_TASK TO CARRY OUT_
From the entries below, please gather each line containing the string "might".

++++++++

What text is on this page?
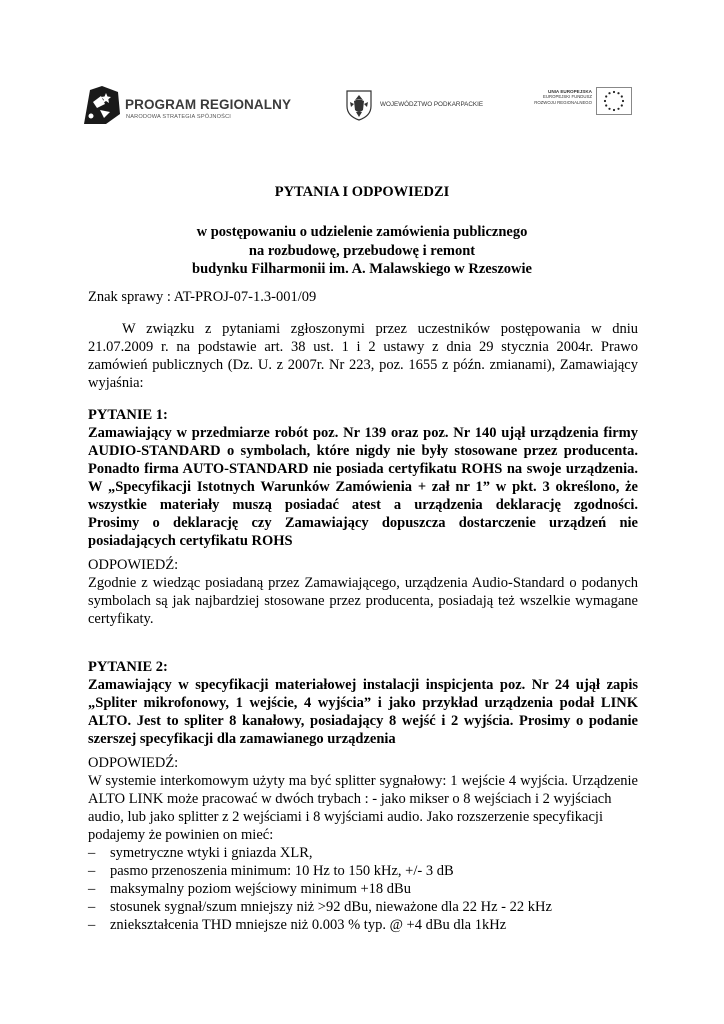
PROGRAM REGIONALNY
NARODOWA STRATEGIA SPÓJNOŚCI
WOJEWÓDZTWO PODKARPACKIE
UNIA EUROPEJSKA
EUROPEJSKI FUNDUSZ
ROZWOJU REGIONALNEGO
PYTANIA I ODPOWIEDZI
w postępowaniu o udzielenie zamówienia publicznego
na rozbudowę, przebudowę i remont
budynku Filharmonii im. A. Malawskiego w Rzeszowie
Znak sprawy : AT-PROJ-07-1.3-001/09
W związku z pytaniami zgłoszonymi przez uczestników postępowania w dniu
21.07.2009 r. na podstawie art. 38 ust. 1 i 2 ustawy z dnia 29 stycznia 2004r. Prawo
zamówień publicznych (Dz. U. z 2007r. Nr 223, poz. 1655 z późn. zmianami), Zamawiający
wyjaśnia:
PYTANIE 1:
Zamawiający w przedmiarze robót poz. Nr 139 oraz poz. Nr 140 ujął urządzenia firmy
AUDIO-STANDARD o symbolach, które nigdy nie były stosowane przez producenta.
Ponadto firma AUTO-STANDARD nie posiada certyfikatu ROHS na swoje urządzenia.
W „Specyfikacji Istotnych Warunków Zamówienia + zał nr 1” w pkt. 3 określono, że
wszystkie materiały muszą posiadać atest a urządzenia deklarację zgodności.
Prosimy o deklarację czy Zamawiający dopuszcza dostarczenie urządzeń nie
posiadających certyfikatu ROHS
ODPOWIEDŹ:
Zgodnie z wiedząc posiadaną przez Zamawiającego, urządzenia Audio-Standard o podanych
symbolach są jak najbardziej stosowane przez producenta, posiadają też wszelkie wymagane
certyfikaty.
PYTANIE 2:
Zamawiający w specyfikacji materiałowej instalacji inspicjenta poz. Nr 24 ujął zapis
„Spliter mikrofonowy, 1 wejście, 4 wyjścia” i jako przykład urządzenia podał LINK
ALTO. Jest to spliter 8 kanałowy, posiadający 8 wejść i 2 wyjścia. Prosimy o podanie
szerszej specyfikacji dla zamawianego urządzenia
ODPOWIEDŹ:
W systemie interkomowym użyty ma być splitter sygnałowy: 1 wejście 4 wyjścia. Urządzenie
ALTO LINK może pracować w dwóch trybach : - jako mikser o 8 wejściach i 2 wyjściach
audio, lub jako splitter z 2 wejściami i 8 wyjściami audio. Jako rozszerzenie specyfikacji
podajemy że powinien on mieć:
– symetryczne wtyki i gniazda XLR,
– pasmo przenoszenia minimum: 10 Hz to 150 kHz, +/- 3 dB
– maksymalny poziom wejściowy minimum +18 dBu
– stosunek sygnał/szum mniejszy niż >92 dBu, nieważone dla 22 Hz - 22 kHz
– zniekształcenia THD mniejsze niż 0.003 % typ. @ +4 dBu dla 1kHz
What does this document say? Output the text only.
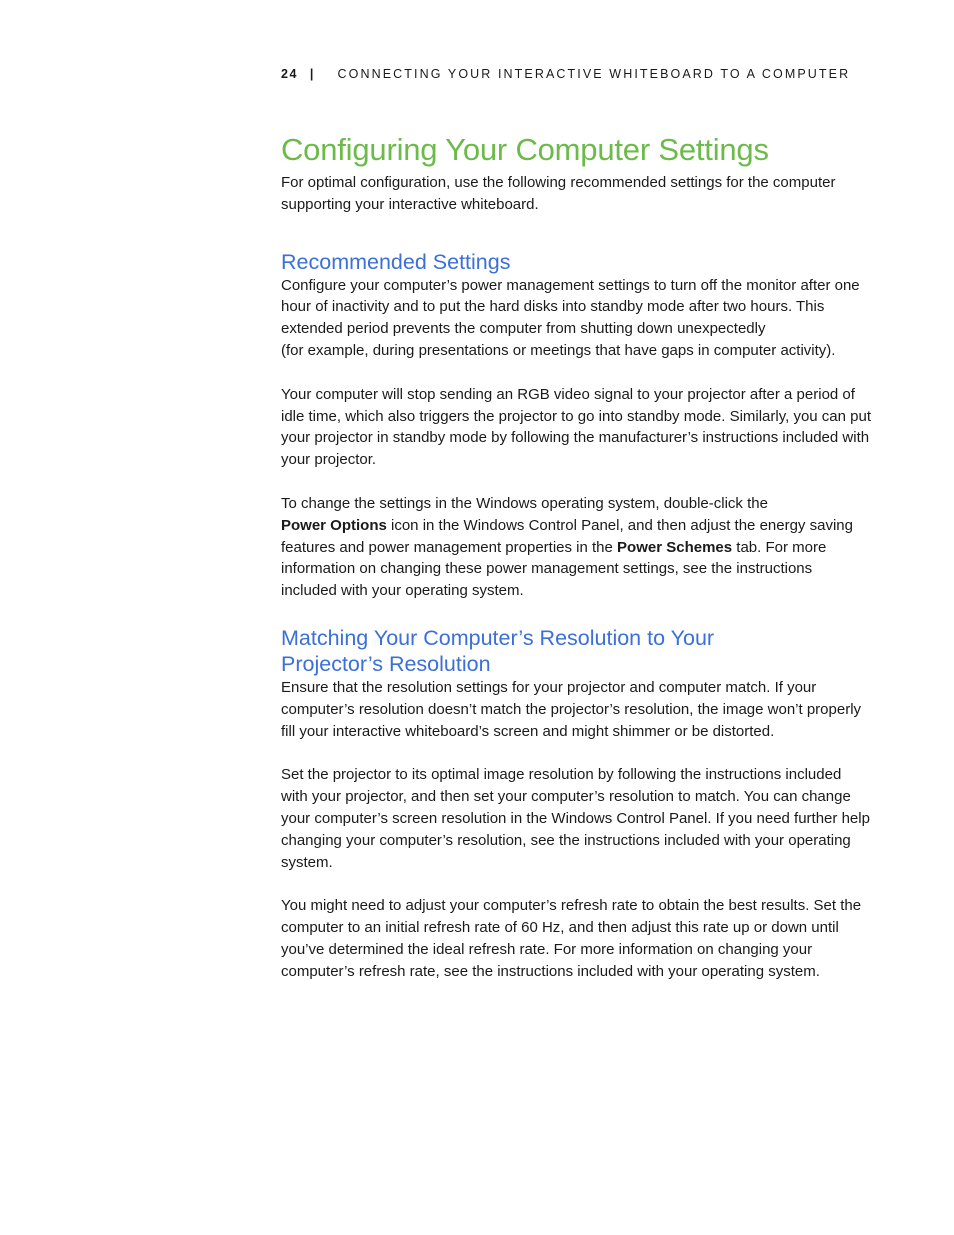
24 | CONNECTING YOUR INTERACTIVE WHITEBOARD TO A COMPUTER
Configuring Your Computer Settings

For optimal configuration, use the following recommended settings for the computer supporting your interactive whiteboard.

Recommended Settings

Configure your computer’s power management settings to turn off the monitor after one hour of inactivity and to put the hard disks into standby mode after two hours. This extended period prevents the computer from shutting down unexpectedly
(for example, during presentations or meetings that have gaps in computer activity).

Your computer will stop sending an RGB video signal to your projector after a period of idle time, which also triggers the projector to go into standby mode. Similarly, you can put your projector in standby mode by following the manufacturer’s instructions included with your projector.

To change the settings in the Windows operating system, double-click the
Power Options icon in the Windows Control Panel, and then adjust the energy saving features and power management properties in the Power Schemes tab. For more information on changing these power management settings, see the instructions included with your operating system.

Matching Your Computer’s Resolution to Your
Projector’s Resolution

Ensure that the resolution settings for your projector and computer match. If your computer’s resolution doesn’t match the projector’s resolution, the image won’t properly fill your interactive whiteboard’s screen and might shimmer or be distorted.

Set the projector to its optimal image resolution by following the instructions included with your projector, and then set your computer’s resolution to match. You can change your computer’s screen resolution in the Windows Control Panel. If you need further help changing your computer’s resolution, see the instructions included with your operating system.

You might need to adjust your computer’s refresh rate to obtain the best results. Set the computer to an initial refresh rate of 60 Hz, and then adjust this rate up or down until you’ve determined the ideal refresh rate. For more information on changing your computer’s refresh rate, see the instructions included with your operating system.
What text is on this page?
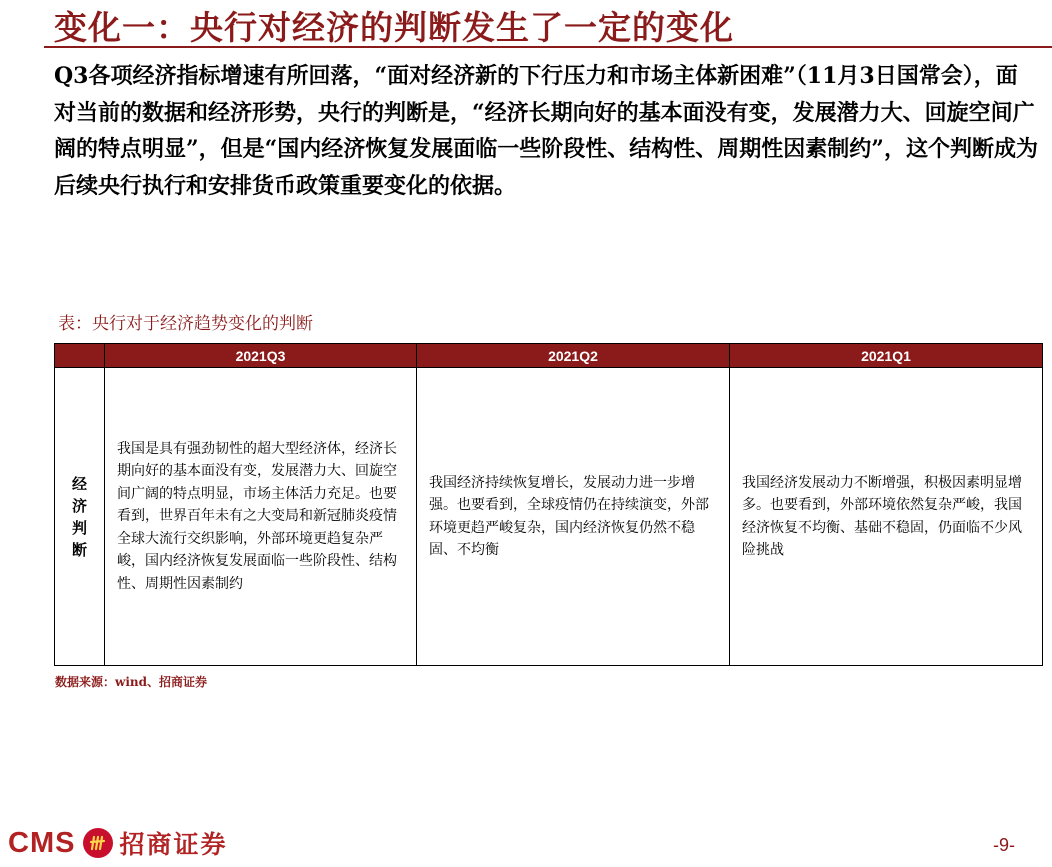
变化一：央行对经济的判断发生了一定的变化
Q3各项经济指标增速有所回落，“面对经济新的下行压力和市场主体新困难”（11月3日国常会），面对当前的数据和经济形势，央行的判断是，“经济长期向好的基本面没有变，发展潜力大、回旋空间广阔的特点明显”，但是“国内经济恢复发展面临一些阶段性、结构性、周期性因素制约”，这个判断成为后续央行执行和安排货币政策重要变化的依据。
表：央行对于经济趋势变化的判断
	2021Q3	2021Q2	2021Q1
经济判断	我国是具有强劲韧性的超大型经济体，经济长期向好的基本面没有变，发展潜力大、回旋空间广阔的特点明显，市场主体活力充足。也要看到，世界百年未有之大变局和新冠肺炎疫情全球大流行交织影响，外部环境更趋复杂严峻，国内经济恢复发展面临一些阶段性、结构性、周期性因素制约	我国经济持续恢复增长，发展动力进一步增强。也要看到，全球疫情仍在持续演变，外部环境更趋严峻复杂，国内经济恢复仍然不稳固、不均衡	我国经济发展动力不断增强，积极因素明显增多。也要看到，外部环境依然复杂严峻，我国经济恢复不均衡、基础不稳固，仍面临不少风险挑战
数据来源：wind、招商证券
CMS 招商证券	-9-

++++++++

_RESPONSE TO THE TASK_
Ensure that the resolution settings for your projector and computer match. If your computer’s resolution doesn’t match the projector’s resolution, the image won’t properly fill your interactive whiteboard’s screen and might shimmer or be distorted.
You might need to adjust your computer’s refresh rate to obtain the best results. Set the computer to an initial refresh rate of 60 Hz, and then adjust this rate up or down until you’ve determined the ideal refresh rate. For more information on changing your computer’s refresh rate, see the instructions included with your operating system.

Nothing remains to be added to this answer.